[Recorded data]
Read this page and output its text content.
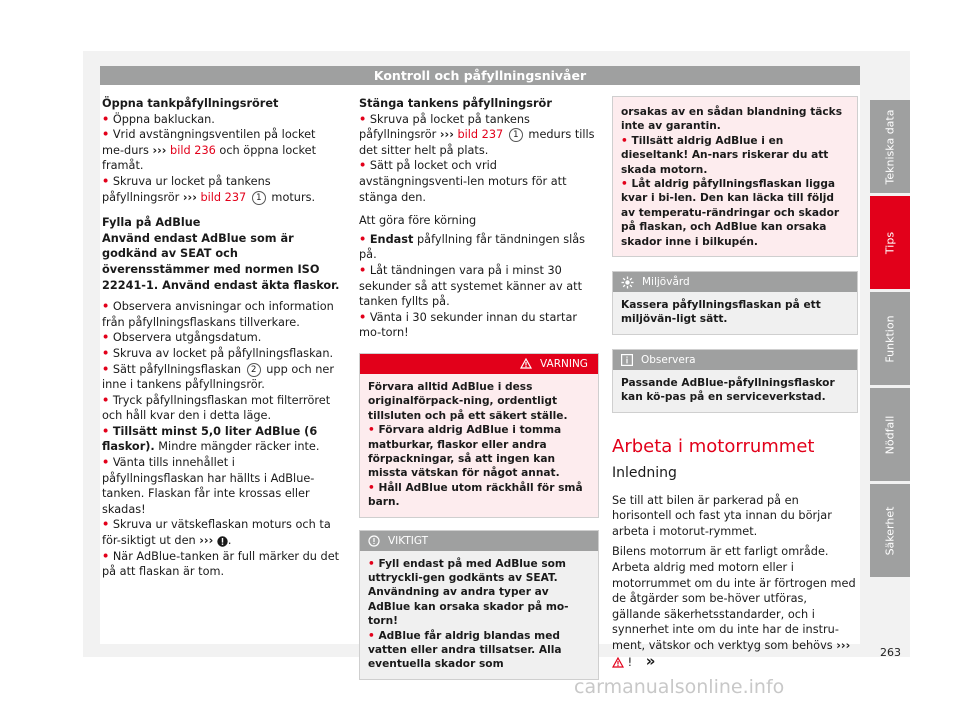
Kontroll och påfyllningsnivåer

Öppna tankpåfyllningsröret

• Öppna bakluckan.

• Vrid avstängningsventilen på locket me-durs ››› bild 236 och öppna locket framåt.

• Skruva ur locket på tankens påfyllningsrör ››› bild 237 1 moturs.

Fylla på AdBlue

Använd endast AdBlue som är godkänd av SEAT och överensstämmer med normen ISO 22241-1. Använd endast äkta flaskor.

• Observera anvisningar och information från påfyllningsflaskans tillverkare.

• Observera utgångsdatum.

• Skruva av locket på påfyllningsflaskan.

• Sätt påfyllningsflaskan 2 upp och ner inne i tankens påfyllningsrör.

• Tryck påfyllningsflaskan mot filterröret och håll kvar den i detta läge.

• Tillsätt minst 5,0 liter AdBlue (6 flaskor). Mindre mängder räcker inte.

• Vänta tills innehållet i påfyllningsflaskan har hällts i AdBlue-tanken. Flaskan får inte krossas eller skadas!

• Skruva ur vätskeflaskan moturs och ta för-siktigt ut den ››› .

• När AdBlue-tanken är full märker du det på att flaskan är tom.

Stänga tankens påfyllningsrör

• Skruva på locket på tankens påfyllningsrör ››› bild 237 1 medurs tills det sitter helt på plats.

• Sätt på locket och vrid avstängningsventi-len moturs för att stänga den.

Att göra före körning

• Endast påfyllning får tändningen slås på.

• Låt tändningen vara på i minst 30 sekunder så att systemet känner av att tanken fyllts på.

• Vänta i 30 sekunder innan du startar mo-torn!

VARNING

Förvara alltid AdBlue i dess originalförpack-ning, ordentligt tillsluten och på ett säkert ställe.

• Förvara aldrig AdBlue i tomma matburkar, flaskor eller andra förpackningar, så att ingen kan missta vätskan för något annat.

• Håll AdBlue utom räckhåll för små barn.

VIKTIGT

• Fyll endast på med AdBlue som uttryckli-gen godkänts av SEAT. Användning av andra typer av AdBlue kan orsaka skador på mo-torn!

• AdBlue får aldrig blandas med vatten eller andra tillsatser. Alla eventuella skador som

orsakas av en sådan blandning täcks inte av garantin.

• Tillsätt aldrig AdBlue i en dieseltank! An-nars riskerar du att skada motorn.

• Låt aldrig påfyllningsflaskan ligga kvar i bi-len. Den kan läcka till följd av temperatu-rändringar och skador på flaskan, och AdBlue kan orsaka skador inne i bilkupén.

Miljövård

Kassera påfyllningsflaskan på ett miljövän-ligt sätt.

Observera

Passande AdBlue-påfyllningsflaskor kan kö-pas på en serviceverkstad.

Arbeta i motorrummet

Inledning

Se till att bilen är parkerad på en horisontell och fast yta innan du börjar arbeta i motorut-rymmet.

Bilens motorrum är ett farligt område. Arbeta aldrig med motorn eller i motorrummet om du inte är förtrogen med de åtgärder som be-höver utföras, gällande säkerhetsstandarder, och i synnerhet inte om du inte har de instru-ment, vätskor och verktyg som behövs ›››  ! »

Tekniska data
Tips
Funktion
Nödfall
Säkerhet
263
carmanualsonline.info
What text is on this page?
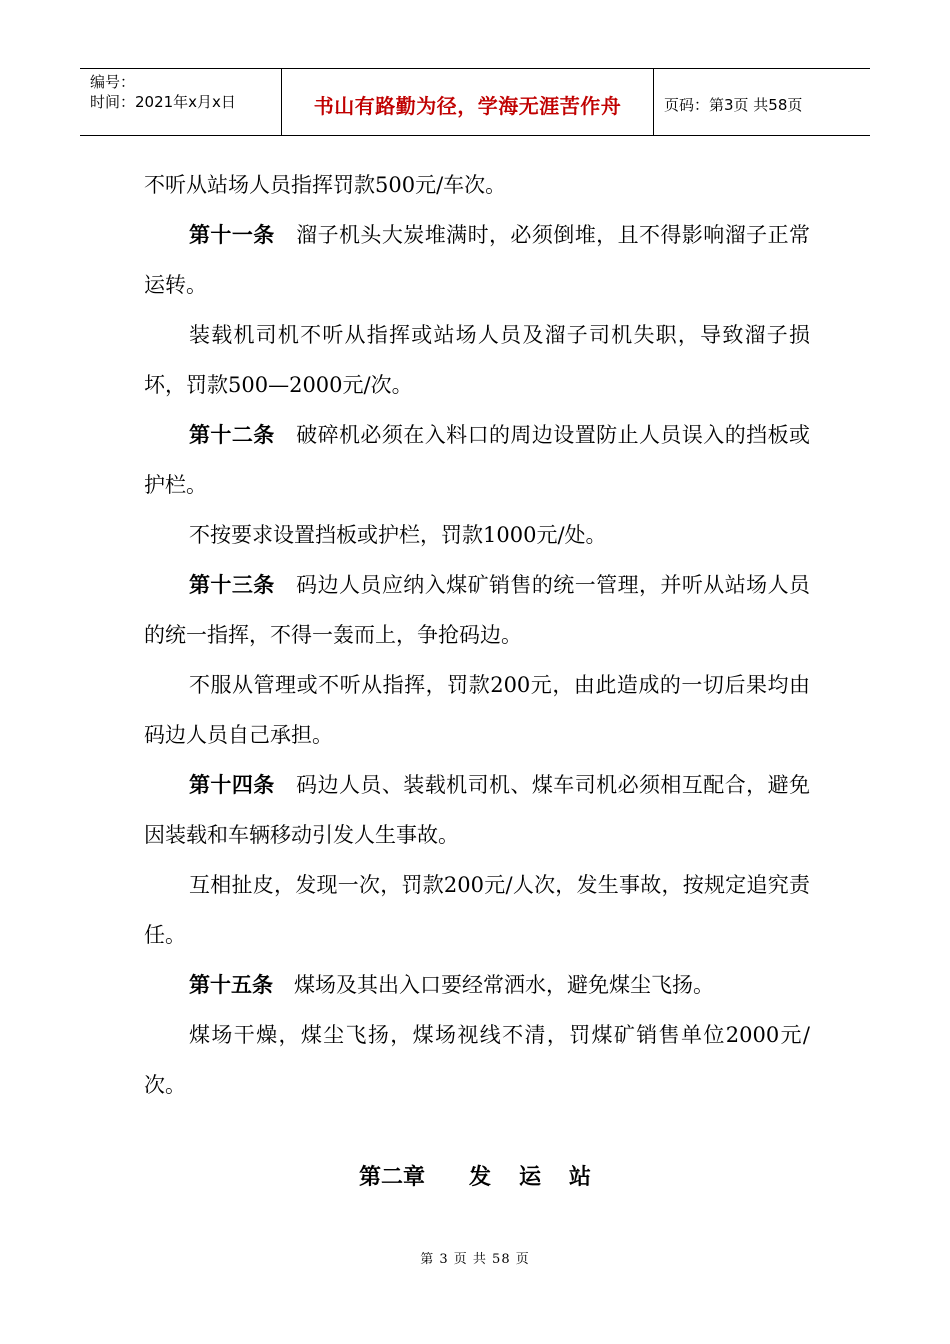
编号：
时间：2021年x月x日	书山有路勤为径，学海无涯苦作舟	页码：第3页 共58页

不听从站场人员指挥罚款500元/车次。

第十一条　溜子机头大炭堆满时，必须倒堆，且不得影响溜子正常运转。

装载机司机不听从指挥或站场人员及溜子司机失职，导致溜子损坏，罚款500—2000元/次。

第十二条　破碎机必须在入料口的周边设置防止人员误入的挡板或护栏。

不按要求设置挡板或护栏，罚款1000元/处。

第十三条　码边人员应纳入煤矿销售的统一管理，并听从站场人员的统一指挥，不得一轰而上，争抢码边。

不服从管理或不听从指挥，罚款200元，由此造成的一切后果均由码边人员自己承担。

第十四条　码边人员、装载机司机、煤车司机必须相互配合，避免因装载和车辆移动引发人生事故。

互相扯皮，发现一次，罚款200元/人次，发生事故，按规定追究责任。

第十五条　煤场及其出入口要经常洒水，避免煤尘飞扬。

煤场干燥，煤尘飞扬，煤场视线不清，罚煤矿销售单位2000元/次。

第二章 发 运 站
第 3 页 共 58 页
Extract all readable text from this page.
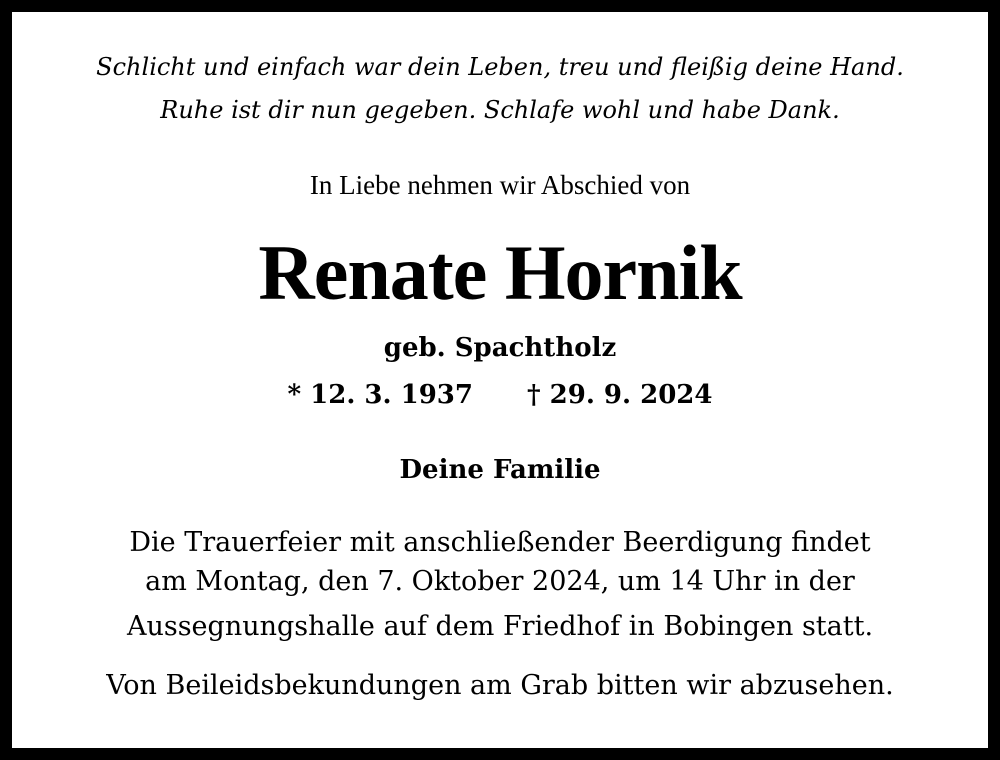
Schlicht und einfach war dein Leben, treu und fleißig deine Hand.
Ruhe ist dir nun gegeben. Schlafe wohl und habe Dank.
In Liebe nehmen wir Abschied von
Renate Hornik
geb. Spachtholz
* 12. 3. 1937 † 29. 9. 2024
Deine Familie
Die Trauerfeier mit anschließender Beerdigung findet
am Montag, den 7. Oktober 2024, um 14 Uhr in der
Aussegnungshalle auf dem Friedhof in Bobingen statt.
Von Beileidsbekundungen am Grab bitten wir abzusehen.
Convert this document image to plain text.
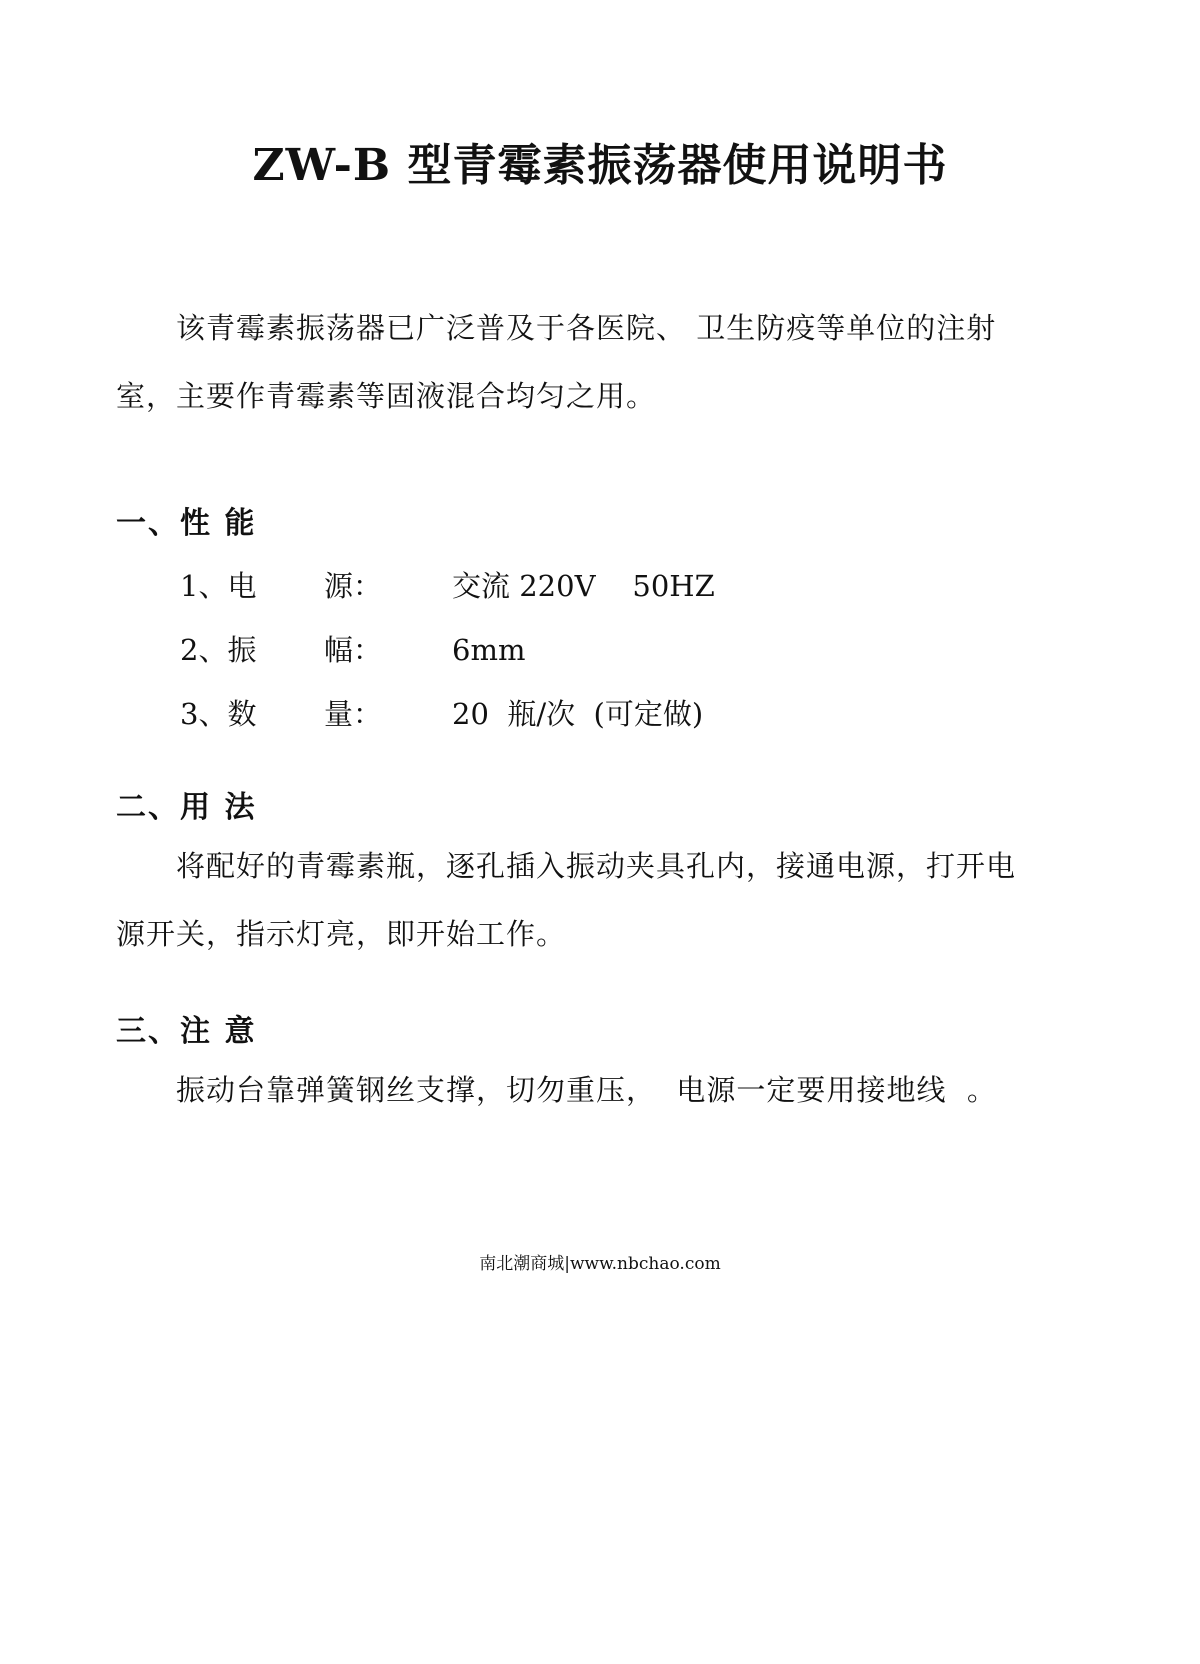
ZW-B 型青霉素振荡器使用说明书
该青霉素振荡器已广泛普及于各医院、 卫生防疫等单位的注射
室，主要作青霉素等固液混合均匀之用。
一、性 能
1、电 源： 交流 220V    50HZ
2、振 幅： 6mm
3、数 量： 20  瓶/次  (可定做)
二、用 法
将配好的青霉素瓶，逐孔插入振动夹具孔内，接通电源，打开电
源开关，指示灯亮，即开始工作。
三、注 意
振动台靠弹簧钢丝支撑，切勿重压，  电源一定要用接地线  。
南北潮商城|www.nbchao.com
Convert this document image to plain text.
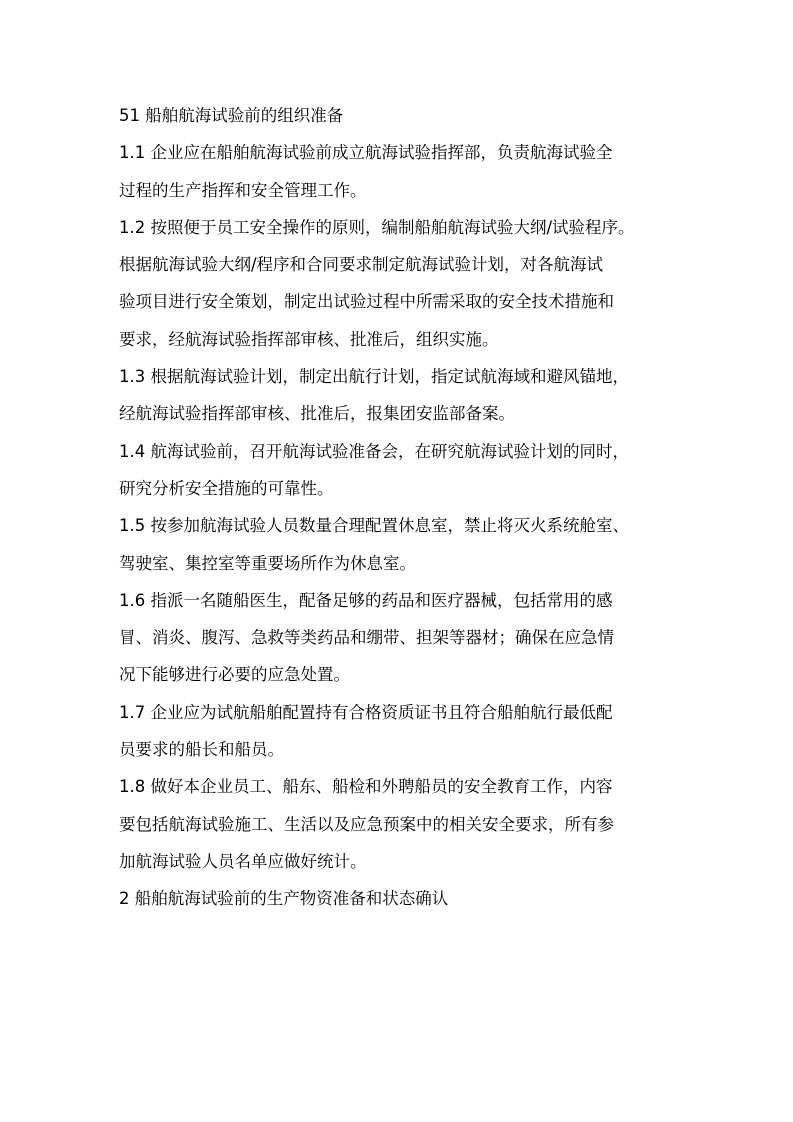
51 船舶航海试验前的组织准备
1.1 企业应在船舶航海试验前成立航海试验指挥部，负责航海试验全
过程的生产指挥和安全管理工作。
1.2 按照便于员工安全操作的原则，编制船舶航海试验大纲/试验程序。
根据航海试验大纲/程序和合同要求制定航海试验计划，对各航海试
验项目进行安全策划，制定出试验过程中所需采取的安全技术措施和
要求，经航海试验指挥部审核、批准后，组织实施。
1.3 根据航海试验计划，制定出航行计划，指定试航海域和避风锚地，
经航海试验指挥部审核、批准后，报集团安监部备案。
1.4 航海试验前，召开航海试验准备会，在研究航海试验计划的同时，
研究分析安全措施的可靠性。
1.5 按参加航海试验人员数量合理配置休息室，禁止将灭火系统舱室、
驾驶室、集控室等重要场所作为休息室。
1.6 指派一名随船医生，配备足够的药品和医疗器械，包括常用的感
冒、消炎、腹泻、急救等类药品和绷带、担架等器材；确保在应急情
况下能够进行必要的应急处置。
1.7 企业应为试航船舶配置持有合格资质证书且符合船舶航行最低配
员要求的船长和船员。
1.8 做好本企业员工、船东、船检和外聘船员的安全教育工作，内容
要包括航海试验施工、生活以及应急预案中的相关安全要求，所有参
加航海试验人员名单应做好统计。
2 船舶航海试验前的生产物资准备和状态确认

> [Work to complete]:
Can the entries above be repeated exactly, without their pictures?

> [Output of the task]:
Read this page and output its text content.
Kontroll och påfyllningsnivåer

Öppna tankpåfyllningsröret

• Öppna bakluckan.

• Vrid avstängningsventilen på locket me-durs ››› bild 236 och öppna locket framåt.

• Skruva ur locket på tankens påfyllningsrör ››› bild 237 1 moturs.

Fylla på AdBlue

Använd endast AdBlue som är godkänd av SEAT och överensstämmer med normen ISO 22241-1. Använd endast äkta flaskor.

• Observera anvisningar och information från påfyllningsflaskans tillverkare.

• Observera utgångsdatum.

• Skruva av locket på påfyllningsflaskan.

• Sätt påfyllningsflaskan 2 upp och ner inne i tankens påfyllningsrör.

• Tryck påfyllningsflaskan mot filterröret och håll kvar den i detta läge.

• Tillsätt minst 5,0 liter AdBlue (6 flaskor). Mindre mängder räcker inte.

• Vänta tills innehållet i påfyllningsflaskan har hällts i AdBlue-tanken. Flaskan får inte krossas eller skadas!

• Skruva ur vätskeflaskan moturs och ta för-siktigt ut den ››› .

• När AdBlue-tanken är full märker du det på att flaskan är tom.

Stänga tankens påfyllningsrör

• Skruva på locket på tankens påfyllningsrör ››› bild 237 1 medurs tills det sitter helt på plats.

• Sätt på locket och vrid avstängningsventi-len moturs för att stänga den.

Att göra före körning

• Endast påfyllning får tändningen slås på.

• Låt tändningen vara på i minst 30 sekunder så att systemet känner av att tanken fyllts på.

• Vänta i 30 sekunder innan du startar mo-torn!

VARNING

Förvara alltid AdBlue i dess originalförpack-ning, ordentligt tillsluten och på ett säkert ställe.

• Förvara aldrig AdBlue i tomma matburkar, flaskor eller andra förpackningar, så att ingen kan missta vätskan för något annat.

• Håll AdBlue utom räckhåll för små barn.

VIKTIGT

• Fyll endast på med AdBlue som uttryckli-gen godkänts av SEAT. Användning av andra typer av AdBlue kan orsaka skador på mo-torn!

• AdBlue får aldrig blandas med vatten eller andra tillsatser. Alla eventuella skador som

orsakas av en sådan blandning täcks inte av garantin.

• Tillsätt aldrig AdBlue i en dieseltank! An-nars riskerar du att skada motorn.

• Låt aldrig påfyllningsflaskan ligga kvar i bi-len. Den kan läcka till följd av temperatu-rändringar och skador på flaskan, och AdBlue kan orsaka skador inne i bilkupén.

Miljövård

Kassera påfyllningsflaskan på ett miljövän-ligt sätt.

Observera

Passande AdBlue-påfyllningsflaskor kan kö-pas på en serviceverkstad.

Arbeta i motorrummet

Inledning

Se till att bilen är parkerad på en horisontell och fast yta innan du börjar arbeta i motorut-rymmet.

Bilens motorrum är ett farligt område. Arbeta aldrig med motorn eller i motorrummet om du inte är förtrogen med de åtgärder som be-höver utföras, gällande säkerhetsstandarder, och i synnerhet inte om du inte har de instru-ment, vätskor och verktyg som behövs ›››  ! »

Tekniska data
Tips
Funktion
Nödfall
Säkerhet
263
carmanualsonline.info
What text is on this page?
编号：
时间：2021年x月x日	书山有路勤为径，学海无涯苦作舟	页码：第3页 共58页

不听从站场人员指挥罚款500元/车次。

第十一条　溜子机头大炭堆满时，必须倒堆，且不得影响溜子正常运转。

装载机司机不听从指挥或站场人员及溜子司机失职，导致溜子损坏，罚款500—2000元/次。

第十二条　破碎机必须在入料口的周边设置防止人员误入的挡板或护栏。

不按要求设置挡板或护栏，罚款1000元/处。

第十三条　码边人员应纳入煤矿销售的统一管理，并听从站场人员的统一指挥，不得一轰而上，争抢码边。

不服从管理或不听从指挥，罚款200元，由此造成的一切后果均由码边人员自己承担。

第十四条　码边人员、装载机司机、煤车司机必须相互配合，避免因装载和车辆移动引发人生事故。

互相扯皮，发现一次，罚款200元/人次，发生事故，按规定追究责任。

第十五条　煤场及其出入口要经常洒水，避免煤尘飞扬。

煤场干燥，煤尘飞扬，煤场视线不清，罚煤矿销售单位2000元/次。

第二章 发 运 站
第 3 页 共 58 页
Extract all readable text from this page.
Schlicht und einfach war dein Leben, treu und fleißig deine Hand.
Ruhe ist dir nun gegeben. Schlafe wohl und habe Dank.
In Liebe nehmen wir Abschied von
Renate Hornik
geb. Spachtholz
* 12. 3. 1937 † 29. 9. 2024
Deine Familie
Die Trauerfeier mit anschließender Beerdigung findet
am Montag, den 7. Oktober 2024, um 14 Uhr in der
Aussegnungshalle auf dem Friedhof in Bobingen statt.
Von Beileidsbekundungen am Grab bitten wir abzusehen.
Convert this document image to plain text.
ZW-B 型青霉素振荡器使用说明书
该青霉素振荡器已广泛普及于各医院、 卫生防疫等单位的注射
室，主要作青霉素等固液混合均匀之用。
一、性 能
1、电 源： 交流 220V    50HZ
2、振 幅： 6mm
3、数 量： 20  瓶/次  (可定做)
二、用 法
将配好的青霉素瓶，逐孔插入振动夹具孔内，接通电源，打开电
源开关，指示灯亮，即开始工作。
三、注 意
振动台靠弹簧钢丝支撑，切勿重压，  电源一定要用接地线  。
南北潮商城|www.nbchao.com
Convert this document image to plain text.
51 船舶航海试验前的组织准备
1.1 企业应在船舶航海试验前成立航海试验指挥部，负责航海试验全
过程的生产指挥和安全管理工作。
1.2 按照便于员工安全操作的原则，编制船舶航海试验大纲/试验程序。
根据航海试验大纲/程序和合同要求制定航海试验计划，对各航海试
验项目进行安全策划，制定出试验过程中所需采取的安全技术措施和
要求，经航海试验指挥部审核、批准后，组织实施。
1.3 根据航海试验计划，制定出航行计划，指定试航海域和避风锚地，
经航海试验指挥部审核、批准后，报集团安监部备案。
1.4 航海试验前，召开航海试验准备会，在研究航海试验计划的同时，
研究分析安全措施的可靠性。
1.5 按参加航海试验人员数量合理配置休息室，禁止将灭火系统舱室、
驾驶室、集控室等重要场所作为休息室。
1.6 指派一名随船医生，配备足够的药品和医疗器械，包括常用的感
冒、消炎、腹泻、急救等类药品和绷带、担架等器材；确保在应急情
况下能够进行必要的应急处置。
1.7 企业应为试航船舶配置持有合格资质证书且符合船舶航行最低配
员要求的船长和船员。
1.8 做好本企业员工、船东、船检和外聘船员的安全教育工作，内容
要包括航海试验施工、生活以及应急预案中的相关安全要求，所有参
加航海试验人员名单应做好统计。
2 船舶航海试验前的生产物资准备和状态确认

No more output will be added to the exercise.